— BEGIN Data for this task —

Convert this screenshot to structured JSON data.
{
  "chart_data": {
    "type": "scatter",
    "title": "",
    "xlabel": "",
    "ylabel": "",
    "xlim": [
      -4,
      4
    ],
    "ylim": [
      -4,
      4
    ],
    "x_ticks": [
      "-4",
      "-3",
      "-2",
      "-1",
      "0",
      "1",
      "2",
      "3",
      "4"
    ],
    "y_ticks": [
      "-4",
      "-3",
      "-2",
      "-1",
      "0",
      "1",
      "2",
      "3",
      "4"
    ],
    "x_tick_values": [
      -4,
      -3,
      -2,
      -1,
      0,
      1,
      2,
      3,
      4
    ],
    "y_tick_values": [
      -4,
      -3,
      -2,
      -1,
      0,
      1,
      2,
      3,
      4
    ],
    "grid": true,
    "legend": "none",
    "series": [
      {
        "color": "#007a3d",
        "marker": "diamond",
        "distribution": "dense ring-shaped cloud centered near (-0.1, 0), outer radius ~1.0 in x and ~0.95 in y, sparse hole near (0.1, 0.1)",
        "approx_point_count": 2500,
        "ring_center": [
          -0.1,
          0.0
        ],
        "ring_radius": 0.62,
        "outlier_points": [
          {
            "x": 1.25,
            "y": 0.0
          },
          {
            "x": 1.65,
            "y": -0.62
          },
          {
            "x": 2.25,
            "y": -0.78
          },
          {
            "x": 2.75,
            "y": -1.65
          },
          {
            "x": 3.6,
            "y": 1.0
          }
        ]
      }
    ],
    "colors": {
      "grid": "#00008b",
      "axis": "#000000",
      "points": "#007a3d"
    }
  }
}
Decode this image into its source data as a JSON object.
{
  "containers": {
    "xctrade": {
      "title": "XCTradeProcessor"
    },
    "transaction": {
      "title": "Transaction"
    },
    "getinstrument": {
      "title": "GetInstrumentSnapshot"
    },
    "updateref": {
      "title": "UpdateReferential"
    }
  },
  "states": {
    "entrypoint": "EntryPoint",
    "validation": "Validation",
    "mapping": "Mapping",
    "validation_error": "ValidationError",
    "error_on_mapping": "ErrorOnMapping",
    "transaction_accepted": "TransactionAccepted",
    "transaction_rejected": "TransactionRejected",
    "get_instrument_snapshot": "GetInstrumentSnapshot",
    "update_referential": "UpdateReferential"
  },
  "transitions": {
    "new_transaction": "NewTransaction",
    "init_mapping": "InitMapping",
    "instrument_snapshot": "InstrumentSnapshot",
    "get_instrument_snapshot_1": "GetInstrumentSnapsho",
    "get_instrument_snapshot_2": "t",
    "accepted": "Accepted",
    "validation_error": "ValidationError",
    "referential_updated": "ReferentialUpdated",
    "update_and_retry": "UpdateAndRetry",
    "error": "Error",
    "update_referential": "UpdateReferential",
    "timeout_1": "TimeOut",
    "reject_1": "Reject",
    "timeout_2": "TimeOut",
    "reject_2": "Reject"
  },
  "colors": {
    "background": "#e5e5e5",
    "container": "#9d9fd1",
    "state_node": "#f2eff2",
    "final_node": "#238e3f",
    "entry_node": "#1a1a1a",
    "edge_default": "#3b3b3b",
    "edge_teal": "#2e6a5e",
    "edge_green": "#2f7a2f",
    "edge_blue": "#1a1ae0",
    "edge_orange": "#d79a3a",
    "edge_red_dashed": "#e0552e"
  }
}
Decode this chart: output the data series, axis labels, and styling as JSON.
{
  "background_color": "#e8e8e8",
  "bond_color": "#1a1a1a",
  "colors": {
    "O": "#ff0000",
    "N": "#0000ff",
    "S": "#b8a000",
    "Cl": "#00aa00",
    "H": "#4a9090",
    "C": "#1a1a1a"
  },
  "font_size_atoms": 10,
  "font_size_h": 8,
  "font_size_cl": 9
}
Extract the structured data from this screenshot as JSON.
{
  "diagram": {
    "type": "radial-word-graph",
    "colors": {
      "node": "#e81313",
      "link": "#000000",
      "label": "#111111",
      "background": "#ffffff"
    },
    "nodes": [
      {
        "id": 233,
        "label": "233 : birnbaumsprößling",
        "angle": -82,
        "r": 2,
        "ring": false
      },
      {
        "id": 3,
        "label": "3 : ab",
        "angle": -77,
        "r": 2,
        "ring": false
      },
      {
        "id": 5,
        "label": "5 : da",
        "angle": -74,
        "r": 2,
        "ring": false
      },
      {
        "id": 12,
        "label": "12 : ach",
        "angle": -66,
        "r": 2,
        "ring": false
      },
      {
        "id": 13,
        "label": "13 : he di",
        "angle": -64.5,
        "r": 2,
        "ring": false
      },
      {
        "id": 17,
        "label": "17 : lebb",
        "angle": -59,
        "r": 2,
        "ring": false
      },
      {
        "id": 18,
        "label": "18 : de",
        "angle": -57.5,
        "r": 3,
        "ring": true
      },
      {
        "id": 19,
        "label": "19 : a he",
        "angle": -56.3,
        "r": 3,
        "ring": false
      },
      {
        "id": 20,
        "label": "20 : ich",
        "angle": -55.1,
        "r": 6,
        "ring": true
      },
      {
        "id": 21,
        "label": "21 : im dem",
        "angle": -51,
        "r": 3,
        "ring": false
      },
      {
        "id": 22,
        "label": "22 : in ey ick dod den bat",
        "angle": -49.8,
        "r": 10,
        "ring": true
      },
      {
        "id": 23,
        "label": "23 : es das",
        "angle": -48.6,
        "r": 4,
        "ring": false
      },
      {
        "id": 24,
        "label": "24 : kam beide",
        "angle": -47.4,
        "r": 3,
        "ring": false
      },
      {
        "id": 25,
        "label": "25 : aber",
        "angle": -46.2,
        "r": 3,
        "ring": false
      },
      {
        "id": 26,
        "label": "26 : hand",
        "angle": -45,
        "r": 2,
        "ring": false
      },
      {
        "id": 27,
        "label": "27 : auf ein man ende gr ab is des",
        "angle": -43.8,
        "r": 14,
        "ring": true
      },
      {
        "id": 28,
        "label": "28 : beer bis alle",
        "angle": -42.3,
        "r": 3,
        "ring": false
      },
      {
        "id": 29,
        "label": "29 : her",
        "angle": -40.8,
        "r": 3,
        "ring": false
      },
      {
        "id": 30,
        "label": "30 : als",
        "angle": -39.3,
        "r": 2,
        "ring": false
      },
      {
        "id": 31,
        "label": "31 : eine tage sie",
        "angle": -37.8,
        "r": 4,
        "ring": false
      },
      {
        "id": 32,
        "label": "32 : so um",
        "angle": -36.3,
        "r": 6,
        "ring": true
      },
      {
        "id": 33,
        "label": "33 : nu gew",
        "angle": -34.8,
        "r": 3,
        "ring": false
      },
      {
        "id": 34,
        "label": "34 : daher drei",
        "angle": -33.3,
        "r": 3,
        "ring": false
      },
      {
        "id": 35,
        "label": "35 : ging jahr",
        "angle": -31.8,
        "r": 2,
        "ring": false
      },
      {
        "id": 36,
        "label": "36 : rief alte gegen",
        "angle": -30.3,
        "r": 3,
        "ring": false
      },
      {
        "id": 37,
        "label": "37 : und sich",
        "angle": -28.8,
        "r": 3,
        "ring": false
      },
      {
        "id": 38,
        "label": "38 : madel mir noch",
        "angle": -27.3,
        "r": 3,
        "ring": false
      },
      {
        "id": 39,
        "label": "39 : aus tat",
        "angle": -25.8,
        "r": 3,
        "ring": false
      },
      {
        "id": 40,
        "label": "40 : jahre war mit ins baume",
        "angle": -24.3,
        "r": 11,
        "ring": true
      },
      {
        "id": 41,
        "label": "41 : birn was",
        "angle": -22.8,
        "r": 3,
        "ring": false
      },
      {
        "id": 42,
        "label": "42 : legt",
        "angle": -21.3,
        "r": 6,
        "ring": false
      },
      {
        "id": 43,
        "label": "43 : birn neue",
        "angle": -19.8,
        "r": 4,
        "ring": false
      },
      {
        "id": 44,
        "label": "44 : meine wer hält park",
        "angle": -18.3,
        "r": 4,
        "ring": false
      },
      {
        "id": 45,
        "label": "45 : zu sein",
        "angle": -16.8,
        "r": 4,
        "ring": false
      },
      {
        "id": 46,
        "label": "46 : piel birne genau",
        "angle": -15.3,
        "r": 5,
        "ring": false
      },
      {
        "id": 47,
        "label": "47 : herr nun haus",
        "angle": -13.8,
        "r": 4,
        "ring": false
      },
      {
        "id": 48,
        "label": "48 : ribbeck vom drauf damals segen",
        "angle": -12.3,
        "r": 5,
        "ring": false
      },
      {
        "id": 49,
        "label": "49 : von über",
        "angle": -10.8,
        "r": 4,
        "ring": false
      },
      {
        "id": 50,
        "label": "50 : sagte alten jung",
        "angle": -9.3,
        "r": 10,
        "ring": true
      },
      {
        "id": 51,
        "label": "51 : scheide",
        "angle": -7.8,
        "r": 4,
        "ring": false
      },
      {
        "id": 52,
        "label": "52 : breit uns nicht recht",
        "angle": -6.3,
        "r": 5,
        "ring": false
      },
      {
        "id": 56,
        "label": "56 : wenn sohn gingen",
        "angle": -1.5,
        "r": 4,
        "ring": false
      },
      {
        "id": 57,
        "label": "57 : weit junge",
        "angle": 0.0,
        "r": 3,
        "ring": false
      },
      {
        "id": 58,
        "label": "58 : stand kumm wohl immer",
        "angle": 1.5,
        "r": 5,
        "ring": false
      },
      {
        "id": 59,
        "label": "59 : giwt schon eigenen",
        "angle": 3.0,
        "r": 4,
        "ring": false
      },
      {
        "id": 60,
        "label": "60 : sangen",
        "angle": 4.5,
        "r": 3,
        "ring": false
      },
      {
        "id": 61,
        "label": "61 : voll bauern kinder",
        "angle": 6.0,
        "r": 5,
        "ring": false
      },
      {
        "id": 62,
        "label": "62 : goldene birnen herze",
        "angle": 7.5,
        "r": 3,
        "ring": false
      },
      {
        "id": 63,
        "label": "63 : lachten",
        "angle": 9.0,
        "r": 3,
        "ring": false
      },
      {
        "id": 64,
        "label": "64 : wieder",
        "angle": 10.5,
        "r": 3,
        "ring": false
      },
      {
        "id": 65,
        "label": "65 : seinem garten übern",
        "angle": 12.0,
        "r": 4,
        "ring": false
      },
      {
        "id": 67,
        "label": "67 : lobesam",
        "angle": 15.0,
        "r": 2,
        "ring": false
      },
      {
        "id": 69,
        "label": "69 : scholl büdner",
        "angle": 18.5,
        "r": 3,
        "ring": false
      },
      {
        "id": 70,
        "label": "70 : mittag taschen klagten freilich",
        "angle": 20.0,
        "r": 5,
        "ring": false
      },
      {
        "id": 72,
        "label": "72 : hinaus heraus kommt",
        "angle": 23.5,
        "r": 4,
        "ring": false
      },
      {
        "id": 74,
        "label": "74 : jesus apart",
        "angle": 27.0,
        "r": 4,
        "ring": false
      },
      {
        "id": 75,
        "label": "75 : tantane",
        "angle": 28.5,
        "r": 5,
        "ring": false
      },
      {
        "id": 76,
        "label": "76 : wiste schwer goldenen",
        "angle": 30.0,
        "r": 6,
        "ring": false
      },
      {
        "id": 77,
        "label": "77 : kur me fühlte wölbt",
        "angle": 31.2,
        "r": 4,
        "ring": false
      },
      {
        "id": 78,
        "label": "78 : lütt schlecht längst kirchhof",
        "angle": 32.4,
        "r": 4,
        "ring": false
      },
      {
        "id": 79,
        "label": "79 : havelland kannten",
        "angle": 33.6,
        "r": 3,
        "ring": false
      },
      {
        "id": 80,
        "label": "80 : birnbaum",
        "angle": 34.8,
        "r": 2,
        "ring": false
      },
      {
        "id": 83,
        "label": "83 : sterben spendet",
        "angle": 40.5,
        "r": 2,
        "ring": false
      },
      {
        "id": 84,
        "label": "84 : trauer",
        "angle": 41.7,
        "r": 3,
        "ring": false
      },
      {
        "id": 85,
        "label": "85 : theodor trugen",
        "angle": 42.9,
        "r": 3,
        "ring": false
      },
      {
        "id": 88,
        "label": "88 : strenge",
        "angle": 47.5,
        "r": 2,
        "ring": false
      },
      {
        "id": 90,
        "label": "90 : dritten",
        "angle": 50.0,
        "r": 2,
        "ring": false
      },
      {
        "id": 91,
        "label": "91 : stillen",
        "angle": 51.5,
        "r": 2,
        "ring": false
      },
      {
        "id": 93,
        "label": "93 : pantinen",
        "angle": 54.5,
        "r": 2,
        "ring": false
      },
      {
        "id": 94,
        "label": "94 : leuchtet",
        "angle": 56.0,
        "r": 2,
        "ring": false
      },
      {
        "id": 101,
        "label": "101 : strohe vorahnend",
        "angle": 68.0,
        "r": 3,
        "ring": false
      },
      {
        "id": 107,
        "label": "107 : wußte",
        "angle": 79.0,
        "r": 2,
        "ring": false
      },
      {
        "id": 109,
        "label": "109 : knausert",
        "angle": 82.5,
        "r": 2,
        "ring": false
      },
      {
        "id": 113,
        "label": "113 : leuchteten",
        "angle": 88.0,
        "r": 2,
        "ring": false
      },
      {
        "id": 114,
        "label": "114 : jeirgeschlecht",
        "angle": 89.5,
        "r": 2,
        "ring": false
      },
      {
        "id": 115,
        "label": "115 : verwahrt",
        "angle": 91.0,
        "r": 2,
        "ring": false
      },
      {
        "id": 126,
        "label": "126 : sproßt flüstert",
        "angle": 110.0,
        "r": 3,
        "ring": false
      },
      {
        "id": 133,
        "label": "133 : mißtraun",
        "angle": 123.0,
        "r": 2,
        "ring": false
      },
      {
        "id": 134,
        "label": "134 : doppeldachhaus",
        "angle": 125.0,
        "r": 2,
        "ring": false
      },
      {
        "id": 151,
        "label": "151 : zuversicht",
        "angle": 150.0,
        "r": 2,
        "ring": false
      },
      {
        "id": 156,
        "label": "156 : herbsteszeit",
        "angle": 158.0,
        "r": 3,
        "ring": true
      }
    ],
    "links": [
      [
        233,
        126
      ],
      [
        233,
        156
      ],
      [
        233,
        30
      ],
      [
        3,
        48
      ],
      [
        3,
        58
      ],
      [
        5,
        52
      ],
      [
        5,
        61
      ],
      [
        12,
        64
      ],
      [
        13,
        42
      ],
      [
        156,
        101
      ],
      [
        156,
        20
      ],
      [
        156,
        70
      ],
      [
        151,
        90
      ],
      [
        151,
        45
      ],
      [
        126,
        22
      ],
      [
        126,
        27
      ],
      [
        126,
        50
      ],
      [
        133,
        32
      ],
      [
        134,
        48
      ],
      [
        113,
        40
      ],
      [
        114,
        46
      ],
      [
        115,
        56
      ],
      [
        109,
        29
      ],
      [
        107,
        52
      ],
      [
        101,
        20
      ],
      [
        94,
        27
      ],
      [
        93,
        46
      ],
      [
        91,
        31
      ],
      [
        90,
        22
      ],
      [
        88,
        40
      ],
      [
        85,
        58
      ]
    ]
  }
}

— END Data for this task —

— Written instruction —
Report only how many lines in the records contain the word "GetInstrumentSnapshot".

— Problem solution —
2